• [Given request]: Go through the data and copy every line exactly, but not the images.

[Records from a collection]
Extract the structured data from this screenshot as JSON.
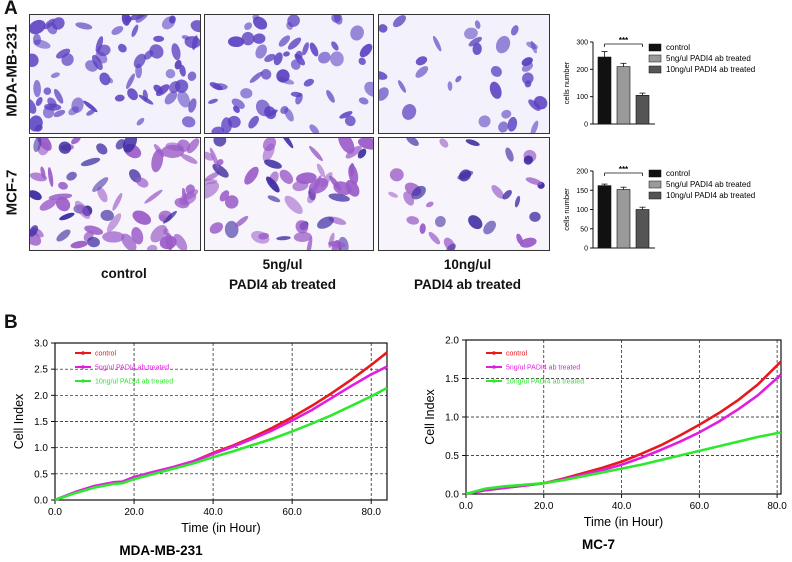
{
  "panel_a": {
    "letter": "A",
    "row_labels": [
      "MDA-MB-231",
      "MCF-7"
    ],
    "column_labels": [
      [
        "control"
      ],
      [
        "5ng/ul",
        "PADI4 ab treated"
      ],
      [
        "10ng/ul",
        "PADI4 ab treated"
      ]
    ],
    "stain_colors": {
      "mda": "#5a3fc0",
      "mcf": "#9a5bc8",
      "mcf_dark": "#3b2aa0"
    }
  },
  "panel_b": {
    "letter": "B"
  },
  "chart_data": [
    {
      "id": "bar-mda",
      "type": "bar",
      "ylabel": "cells number",
      "ylim": [
        0,
        300
      ],
      "yticks": [
        0,
        100,
        200,
        300
      ],
      "categories": [
        "control",
        "5ng/ul PADI4 ab treated",
        "10ng/ul PADI4 ab treated"
      ],
      "values": [
        245,
        210,
        105
      ],
      "errors": [
        20,
        12,
        8
      ],
      "colors": [
        "#111111",
        "#9a9a9a",
        "#555555"
      ],
      "significance": "***",
      "legend": [
        "control",
        "5ng/ul PADI4 ab treated",
        "10ng/ul PADI4 ab treated"
      ]
    },
    {
      "id": "bar-mcf",
      "type": "bar",
      "ylabel": "cells number",
      "ylim": [
        0,
        200
      ],
      "yticks": [
        0,
        50,
        100,
        150,
        200
      ],
      "categories": [
        "control",
        "5ng/ul PADI4 ab treated",
        "10ng/ul PADI4 ab treated"
      ],
      "values": [
        162,
        152,
        100
      ],
      "errors": [
        4,
        6,
        6
      ],
      "colors": [
        "#111111",
        "#9a9a9a",
        "#555555"
      ],
      "significance": "***",
      "legend": [
        "control",
        "5ng/ul PADI4 ab treated",
        "10ng/ul PADI4 ab treated"
      ]
    },
    {
      "id": "line-mda",
      "type": "line",
      "title": "MDA-MB-231",
      "xlabel": "Time (in Hour)",
      "ylabel": "Cell Index",
      "xlim": [
        0,
        84
      ],
      "ylim": [
        0,
        3.0
      ],
      "xticks": [
        0,
        20,
        40,
        60,
        80
      ],
      "xticklabels": [
        "0.0",
        "20.0",
        "40.0",
        "60.0",
        "80.0"
      ],
      "yticks": [
        0,
        0.5,
        1.0,
        1.5,
        2.0,
        2.5,
        3.0
      ],
      "yticklabels": [
        "0.0",
        "0.5",
        "1.0",
        "1.5",
        "2.0",
        "2.5",
        "3.0"
      ],
      "series": [
        {
          "name": "control",
          "color": "#e8191e",
          "x": [
            0,
            5,
            10,
            15,
            17,
            20,
            25,
            30,
            35,
            40,
            45,
            50,
            55,
            60,
            65,
            70,
            75,
            80,
            84
          ],
          "y": [
            0,
            0.14,
            0.25,
            0.32,
            0.33,
            0.42,
            0.53,
            0.63,
            0.74,
            0.9,
            1.04,
            1.2,
            1.38,
            1.58,
            1.8,
            2.04,
            2.3,
            2.58,
            2.82
          ]
        },
        {
          "name": "5ng/ul PADI4 ab treated",
          "color": "#e01ee0",
          "x": [
            0,
            5,
            10,
            15,
            17,
            20,
            25,
            30,
            35,
            40,
            45,
            50,
            55,
            60,
            65,
            70,
            75,
            80,
            84
          ],
          "y": [
            0,
            0.15,
            0.27,
            0.34,
            0.35,
            0.44,
            0.54,
            0.63,
            0.74,
            0.88,
            1.02,
            1.17,
            1.33,
            1.52,
            1.72,
            1.95,
            2.18,
            2.4,
            2.55
          ]
        },
        {
          "name": "10ng/ul PADI4 ab treated",
          "color": "#2ee82e",
          "x": [
            0,
            5,
            10,
            15,
            17,
            20,
            25,
            30,
            35,
            40,
            45,
            50,
            55,
            60,
            65,
            70,
            75,
            80,
            84
          ],
          "y": [
            0,
            0.13,
            0.24,
            0.31,
            0.32,
            0.4,
            0.5,
            0.6,
            0.7,
            0.82,
            0.93,
            1.05,
            1.17,
            1.31,
            1.46,
            1.62,
            1.8,
            1.98,
            2.14
          ]
        }
      ]
    },
    {
      "id": "line-mc7",
      "type": "line",
      "title": "MC-7",
      "xlabel": "Time (in Hour)",
      "ylabel": "Cell Index",
      "xlim": [
        0,
        81
      ],
      "ylim": [
        0,
        2.0
      ],
      "xticks": [
        0,
        20,
        40,
        60,
        80
      ],
      "xticklabels": [
        "0.0",
        "20.0",
        "40.0",
        "60.0",
        "80.0"
      ],
      "yticks": [
        0,
        0.5,
        1.0,
        1.5,
        2.0
      ],
      "yticklabels": [
        "0.0",
        "0.5",
        "1.0",
        "1.5",
        "2.0"
      ],
      "series": [
        {
          "name": "control",
          "color": "#e8191e",
          "x": [
            0,
            5,
            10,
            15,
            20,
            25,
            30,
            35,
            40,
            45,
            50,
            55,
            60,
            65,
            70,
            75,
            81
          ],
          "y": [
            0,
            0.05,
            0.08,
            0.11,
            0.14,
            0.2,
            0.27,
            0.34,
            0.42,
            0.52,
            0.63,
            0.76,
            0.9,
            1.05,
            1.22,
            1.42,
            1.72
          ]
        },
        {
          "name": "5ng/ul PADI4 ab treated",
          "color": "#e01ee0",
          "x": [
            0,
            5,
            10,
            15,
            20,
            25,
            30,
            35,
            40,
            45,
            50,
            55,
            60,
            65,
            70,
            75,
            81
          ],
          "y": [
            0,
            0.05,
            0.08,
            0.11,
            0.14,
            0.19,
            0.25,
            0.31,
            0.38,
            0.47,
            0.57,
            0.68,
            0.8,
            0.94,
            1.1,
            1.28,
            1.55
          ]
        },
        {
          "name": "10ng/ul PADI4 ab treated",
          "color": "#2ee82e",
          "x": [
            0,
            5,
            10,
            15,
            20,
            25,
            30,
            35,
            40,
            45,
            50,
            55,
            60,
            65,
            70,
            75,
            81
          ],
          "y": [
            0,
            0.07,
            0.1,
            0.12,
            0.14,
            0.18,
            0.23,
            0.28,
            0.33,
            0.38,
            0.44,
            0.5,
            0.56,
            0.62,
            0.68,
            0.74,
            0.8
          ]
        }
      ]
    }
  ]
}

• [Task result]:
Extract the structured data from this screenshot as JSON.
{
  "panel_a": {
    "letter": "A",
    "row_labels": [
      "MDA-MB-231",
      "MCF-7"
    ],
    "column_labels": [
      [
        "control"
      ],
      [
        "5ng/ul",
        "PADI4 ab treated"
      ],
      [
        "10ng/ul",
        "PADI4 ab treated"
      ]
    ],
    "stain_colors": {
      "mda": "#5a3fc0",
      "mcf": "#9a5bc8",
      "mcf_dark": "#3b2aa0"
    }
  },
  "panel_b": {
    "letter": "B"
  },
  "chart_data": [
    {
      "id": "bar-mda",
      "type": "bar",
      "ylabel": "cells number",
      "ylim": [
        0,
        300
      ],
      "yticks": [
        0,
        100,
        200,
        300
      ],
      "categories": [
        "control",
        "5ng/ul PADI4 ab treated",
        "10ng/ul PADI4 ab treated"
      ],
      "values": [
        245,
        210,
        105
      ],
      "errors": [
        20,
        12,
        8
      ],
      "colors": [
        "#111111",
        "#9a9a9a",
        "#555555"
      ],
      "significance": "***",
      "legend": [
        "control",
        "5ng/ul PADI4 ab treated",
        "10ng/ul PADI4 ab treated"
      ]
    },
    {
      "id": "bar-mcf",
      "type": "bar",
      "ylabel": "cells number",
      "ylim": [
        0,
        200
      ],
      "yticks": [
        0,
        50,
        100,
        150,
        200
      ],
      "categories": [
        "control",
        "5ng/ul PADI4 ab treated",
        "10ng/ul PADI4 ab treated"
      ],
      "values": [
        162,
        152,
        100
      ],
      "errors": [
        4,
        6,
        6
      ],
      "colors": [
        "#111111",
        "#9a9a9a",
        "#555555"
      ],
      "significance": "***",
      "legend": [
        "control",
        "5ng/ul PADI4 ab treated",
        "10ng/ul PADI4 ab treated"
      ]
    },
    {
      "id": "line-mda",
      "type": "line",
      "title": "MDA-MB-231",
      "xlabel": "Time (in Hour)",
      "ylabel": "Cell Index",
      "xlim": [
        0,
        84
      ],
      "ylim": [
        0,
        3.0
      ],
      "xticks": [
        0,
        20,
        40,
        60,
        80
      ],
      "xticklabels": [
        "0.0",
        "20.0",
        "40.0",
        "60.0",
        "80.0"
      ],
      "yticks": [
        0,
        0.5,
        1.0,
        1.5,
        2.0,
        2.5,
        3.0
      ],
      "yticklabels": [
        "0.0",
        "0.5",
        "1.0",
        "1.5",
        "2.0",
        "2.5",
        "3.0"
      ],
      "series": [
        {
          "name": "control",
          "color": "#e8191e",
          "x": [
            0,
            5,
            10,
            15,
            17,
            20,
            25,
            30,
            35,
            40,
            45,
            50,
            55,
            60,
            65,
            70,
            75,
            80,
            84
          ],
          "y": [
            0,
            0.14,
            0.25,
            0.32,
            0.33,
            0.42,
            0.53,
            0.63,
            0.74,
            0.9,
            1.04,
            1.2,
            1.38,
            1.58,
            1.8,
            2.04,
            2.3,
            2.58,
            2.82
          ]
        },
        {
          "name": "5ng/ul PADI4 ab treated",
          "color": "#e01ee0",
          "x": [
            0,
            5,
            10,
            15,
            17,
            20,
            25,
            30,
            35,
            40,
            45,
            50,
            55,
            60,
            65,
            70,
            75,
            80,
            84
          ],
          "y": [
            0,
            0.15,
            0.27,
            0.34,
            0.35,
            0.44,
            0.54,
            0.63,
            0.74,
            0.88,
            1.02,
            1.17,
            1.33,
            1.52,
            1.72,
            1.95,
            2.18,
            2.4,
            2.55
          ]
        },
        {
          "name": "10ng/ul PADI4 ab treated",
          "color": "#2ee82e",
          "x": [
            0,
            5,
            10,
            15,
            17,
            20,
            25,
            30,
            35,
            40,
            45,
            50,
            55,
            60,
            65,
            70,
            75,
            80,
            84
          ],
          "y": [
            0,
            0.13,
            0.24,
            0.31,
            0.32,
            0.4,
            0.5,
            0.6,
            0.7,
            0.82,
            0.93,
            1.05,
            1.17,
            1.31,
            1.46,
            1.62,
            1.8,
            1.98,
            2.14
          ]
        }
      ]
    },
    {
      "id": "line-mc7",
      "type": "line",
      "title": "MC-7",
      "xlabel": "Time (in Hour)",
      "ylabel": "Cell Index",
      "xlim": [
        0,
        81
      ],
      "ylim": [
        0,
        2.0
      ],
      "xticks": [
        0,
        20,
        40,
        60,
        80
      ],
      "xticklabels": [
        "0.0",
        "20.0",
        "40.0",
        "60.0",
        "80.0"
      ],
      "yticks": [
        0,
        0.5,
        1.0,
        1.5,
        2.0
      ],
      "yticklabels": [
        "0.0",
        "0.5",
        "1.0",
        "1.5",
        "2.0"
      ],
      "series": [
        {
          "name": "control",
          "color": "#e8191e",
          "x": [
            0,
            5,
            10,
            15,
            20,
            25,
            30,
            35,
            40,
            45,
            50,
            55,
            60,
            65,
            70,
            75,
            81
          ],
          "y": [
            0,
            0.05,
            0.08,
            0.11,
            0.14,
            0.2,
            0.27,
            0.34,
            0.42,
            0.52,
            0.63,
            0.76,
            0.9,
            1.05,
            1.22,
            1.42,
            1.72
          ]
        },
        {
          "name": "5ng/ul PADI4 ab treated",
          "color": "#e01ee0",
          "x": [
            0,
            5,
            10,
            15,
            20,
            25,
            30,
            35,
            40,
            45,
            50,
            55,
            60,
            65,
            70,
            75,
            81
          ],
          "y": [
            0,
            0.05,
            0.08,
            0.11,
            0.14,
            0.19,
            0.25,
            0.31,
            0.38,
            0.47,
            0.57,
            0.68,
            0.8,
            0.94,
            1.1,
            1.28,
            1.55
          ]
        },
        {
          "name": "10ng/ul PADI4 ab treated",
          "color": "#2ee82e",
          "x": [
            0,
            5,
            10,
            15,
            20,
            25,
            30,
            35,
            40,
            45,
            50,
            55,
            60,
            65,
            70,
            75,
            81
          ],
          "y": [
            0,
            0.07,
            0.1,
            0.12,
            0.14,
            0.18,
            0.23,
            0.28,
            0.33,
            0.38,
            0.44,
            0.5,
            0.56,
            0.62,
            0.68,
            0.74,
            0.8
          ]
        }
      ]
    }
  ]
}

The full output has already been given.